Job: Please retype the records below exactly, leaving out any pictures.

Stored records

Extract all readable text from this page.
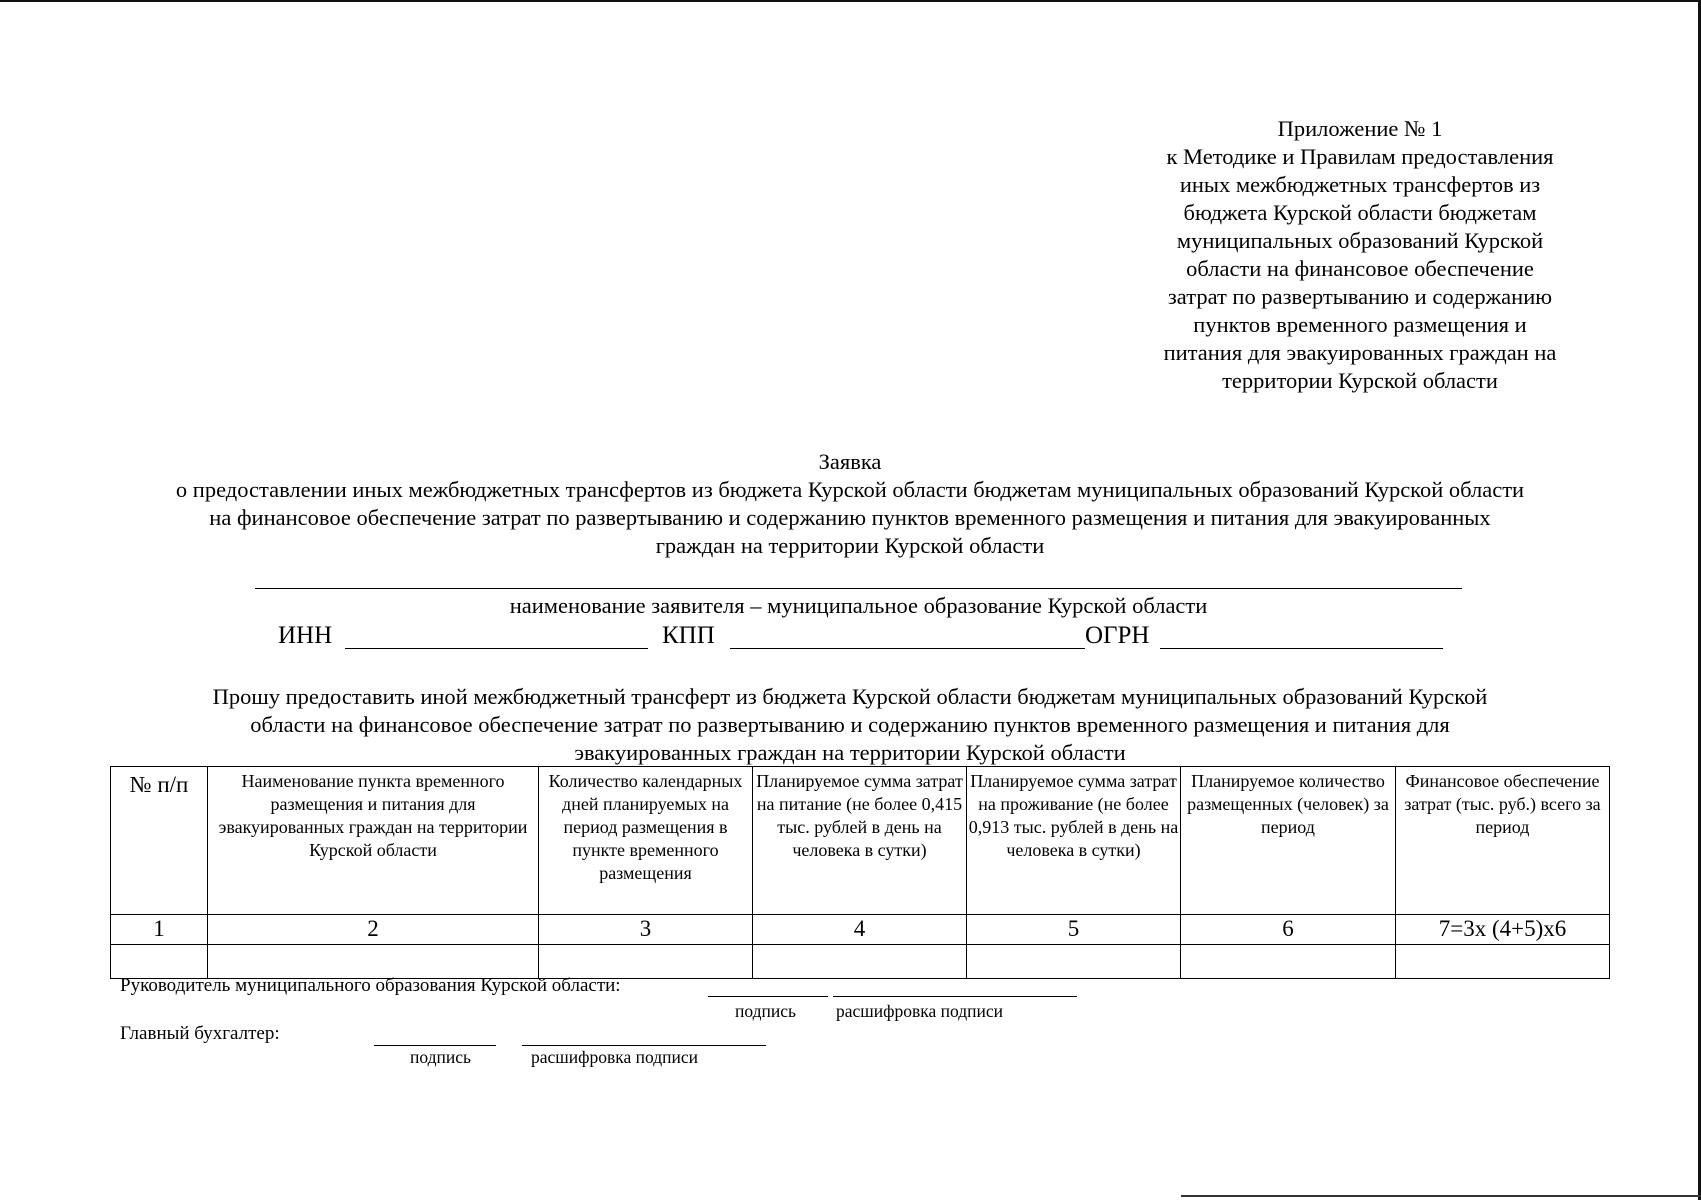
Приложение № 1
к Методике и Правилам предоставления
иных межбюджетных трансфертов из
бюджета Курской области бюджетам
муниципальных образований Курской
области на финансовое обеспечение
затрат по развертыванию и содержанию
пунктов временного размещения и
питания для эвакуированных граждан на
территории Курской области
Заявка
о предоставлении иных межбюджетных трансфертов из бюджета Курской области бюджетам муниципальных образований Курской области
на финансовое обеспечение затрат по развертыванию и содержанию пунктов временного размещения и питания для эвакуированных
граждан на территории Курской области
наименование заявителя – муниципальное образование Курской области
ИНН	КПП	ОГРН
Прошу предоставить иной межбюджетный трансферт из бюджета Курской области бюджетам муниципальных образований Курской
области на финансовое обеспечение затрат по развертыванию и содержанию пунктов временного размещения и питания для
эвакуированных граждан на территории Курской области
№ п/п	Наименование пункта временного размещения и питания для эвакуированных граждан на территории Курской области	Количество календарных дней планируемых на период размещения в пункте временного размещения	Планируемое сумма затрат на питание (не более 0,415 тыс. рублей в день на человека в сутки)	Планируемое сумма затрат на проживание (не более 0,913 тыс. рублей в день на человека в сутки)	Планируемое количество размещенных (человек) за период	Финансовое обеспечение затрат (тыс. руб.) всего за период
1	2	3	4	5	6	7=3х (4+5)х6

Руководитель муниципального образования Курской области:
подпись расшифровка подписи
Главный бухгалтер:
подпись	расшифровка подписи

Answer in full:
Extract all readable text from this page.
Приложение № 1
к Методике и Правилам предоставления
иных межбюджетных трансфертов из
бюджета Курской области бюджетам
муниципальных образований Курской
области на финансовое обеспечение
затрат по развертыванию и содержанию
пунктов временного размещения и
питания для эвакуированных граждан на
территории Курской области
Заявка
о предоставлении иных межбюджетных трансфертов из бюджета Курской области бюджетам муниципальных образований Курской области
на финансовое обеспечение затрат по развертыванию и содержанию пунктов временного размещения и питания для эвакуированных
граждан на территории Курской области
наименование заявителя – муниципальное образование Курской области
ИНН	КПП	ОГРН
Прошу предоставить иной межбюджетный трансферт из бюджета Курской области бюджетам муниципальных образований Курской
области на финансовое обеспечение затрат по развертыванию и содержанию пунктов временного размещения и питания для
эвакуированных граждан на территории Курской области
№ п/п	Наименование пункта временного размещения и питания для эвакуированных граждан на территории Курской области	Количество календарных дней планируемых на период размещения в пункте временного размещения	Планируемое сумма затрат на питание (не более 0,415 тыс. рублей в день на человека в сутки)	Планируемое сумма затрат на проживание (не более 0,913 тыс. рублей в день на человека в сутки)	Планируемое количество размещенных (человек) за период	Финансовое обеспечение затрат (тыс. руб.) всего за период
1	2	3	4	5	6	7=3х (4+5)х6

Руководитель муниципального образования Курской области:
подпись расшифровка подписи
Главный бухгалтер:
подпись	расшифровка подписи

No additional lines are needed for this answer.